Give the lines again exactly, from the one holding "Enumerate this screenshot's" to the last line of the listing below, both ends included and nothing added.

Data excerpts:
^^^^^^^^

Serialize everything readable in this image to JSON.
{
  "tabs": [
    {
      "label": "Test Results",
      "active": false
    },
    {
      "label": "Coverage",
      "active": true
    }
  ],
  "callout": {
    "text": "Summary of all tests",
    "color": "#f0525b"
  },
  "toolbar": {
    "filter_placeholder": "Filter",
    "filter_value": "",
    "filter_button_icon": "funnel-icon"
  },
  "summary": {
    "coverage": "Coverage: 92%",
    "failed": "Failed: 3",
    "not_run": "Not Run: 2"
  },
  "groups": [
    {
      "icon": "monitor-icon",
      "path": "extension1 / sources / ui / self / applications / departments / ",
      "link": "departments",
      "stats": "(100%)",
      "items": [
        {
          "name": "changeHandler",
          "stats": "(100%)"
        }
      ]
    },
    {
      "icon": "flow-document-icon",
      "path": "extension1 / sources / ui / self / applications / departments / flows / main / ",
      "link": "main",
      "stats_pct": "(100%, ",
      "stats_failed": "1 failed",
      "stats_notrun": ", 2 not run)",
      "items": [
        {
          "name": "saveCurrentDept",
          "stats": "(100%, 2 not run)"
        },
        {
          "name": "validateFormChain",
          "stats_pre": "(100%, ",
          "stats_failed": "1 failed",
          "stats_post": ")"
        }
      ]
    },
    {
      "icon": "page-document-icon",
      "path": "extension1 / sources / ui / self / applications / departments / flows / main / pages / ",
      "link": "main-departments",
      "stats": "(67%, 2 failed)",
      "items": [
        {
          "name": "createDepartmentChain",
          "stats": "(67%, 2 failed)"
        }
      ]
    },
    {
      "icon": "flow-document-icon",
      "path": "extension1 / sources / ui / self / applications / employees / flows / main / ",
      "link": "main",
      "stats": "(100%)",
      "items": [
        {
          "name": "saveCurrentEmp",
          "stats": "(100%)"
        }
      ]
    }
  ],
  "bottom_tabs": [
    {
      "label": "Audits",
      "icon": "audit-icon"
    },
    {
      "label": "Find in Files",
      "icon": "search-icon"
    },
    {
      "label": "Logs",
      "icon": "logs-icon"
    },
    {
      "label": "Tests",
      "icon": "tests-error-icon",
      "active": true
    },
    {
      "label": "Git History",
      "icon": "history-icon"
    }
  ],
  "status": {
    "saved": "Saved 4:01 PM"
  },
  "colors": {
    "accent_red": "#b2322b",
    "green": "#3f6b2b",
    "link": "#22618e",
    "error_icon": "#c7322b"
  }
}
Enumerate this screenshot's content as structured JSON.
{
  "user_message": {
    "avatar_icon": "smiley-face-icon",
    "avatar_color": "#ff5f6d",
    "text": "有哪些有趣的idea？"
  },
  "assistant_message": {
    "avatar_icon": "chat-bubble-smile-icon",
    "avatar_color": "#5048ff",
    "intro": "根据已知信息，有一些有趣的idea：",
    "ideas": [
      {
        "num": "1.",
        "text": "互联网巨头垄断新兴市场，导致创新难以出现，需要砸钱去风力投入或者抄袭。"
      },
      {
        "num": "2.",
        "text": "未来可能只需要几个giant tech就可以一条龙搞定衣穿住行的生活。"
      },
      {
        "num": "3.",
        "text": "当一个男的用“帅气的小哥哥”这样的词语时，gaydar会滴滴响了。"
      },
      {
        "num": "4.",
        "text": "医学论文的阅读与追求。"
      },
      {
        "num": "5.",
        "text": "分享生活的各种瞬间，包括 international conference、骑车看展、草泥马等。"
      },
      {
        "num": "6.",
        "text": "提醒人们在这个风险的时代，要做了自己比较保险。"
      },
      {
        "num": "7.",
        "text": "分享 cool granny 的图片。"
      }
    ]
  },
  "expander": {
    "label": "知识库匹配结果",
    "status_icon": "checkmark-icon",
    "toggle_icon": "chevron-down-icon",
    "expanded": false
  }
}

^^^^^^^^

IN RESPONSE
Enumerate this screenshot's content as structured JSON.
{
  "user_message": {
    "avatar_icon": "smiley-face-icon",
    "avatar_color": "#ff5f6d",
    "text": "有哪些有趣的idea？"
  },
  "assistant_message": {
    "avatar_icon": "chat-bubble-smile-icon",
    "avatar_color": "#5048ff",
    "intro": "根据已知信息，有一些有趣的idea：",
    "ideas": [
      {
        "num": "1.",
        "text": "互联网巨头垄断新兴市场，导致创新难以出现，需要砸钱去风力投入或者抄袭。"
      },
      {
        "num": "2.",
        "text": "未来可能只需要几个giant tech就可以一条龙搞定衣穿住行的生活。"
      },
      {
        "num": "3.",
        "text": "当一个男的用“帅气的小哥哥”这样的词语时，gaydar会滴滴响了。"
      },
      {
        "num": "4.",
        "text": "医学论文的阅读与追求。"
      },
      {
        "num": "5.",
        "text": "分享生活的各种瞬间，包括 international conference、骑车看展、草泥马等。"
      },
      {
        "num": "6.",
        "text": "提醒人们在这个风险的时代，要做了自己比较保险。"
      },
      {
        "num": "7.",
        "text": "分享 cool granny 的图片。"
      }
    ]
  },
  "expander": {
    "label": "知识库匹配结果",
    "status_icon": "checkmark-icon",
    "toggle_icon": "chevron-down-icon",
    "expanded": false
  }
}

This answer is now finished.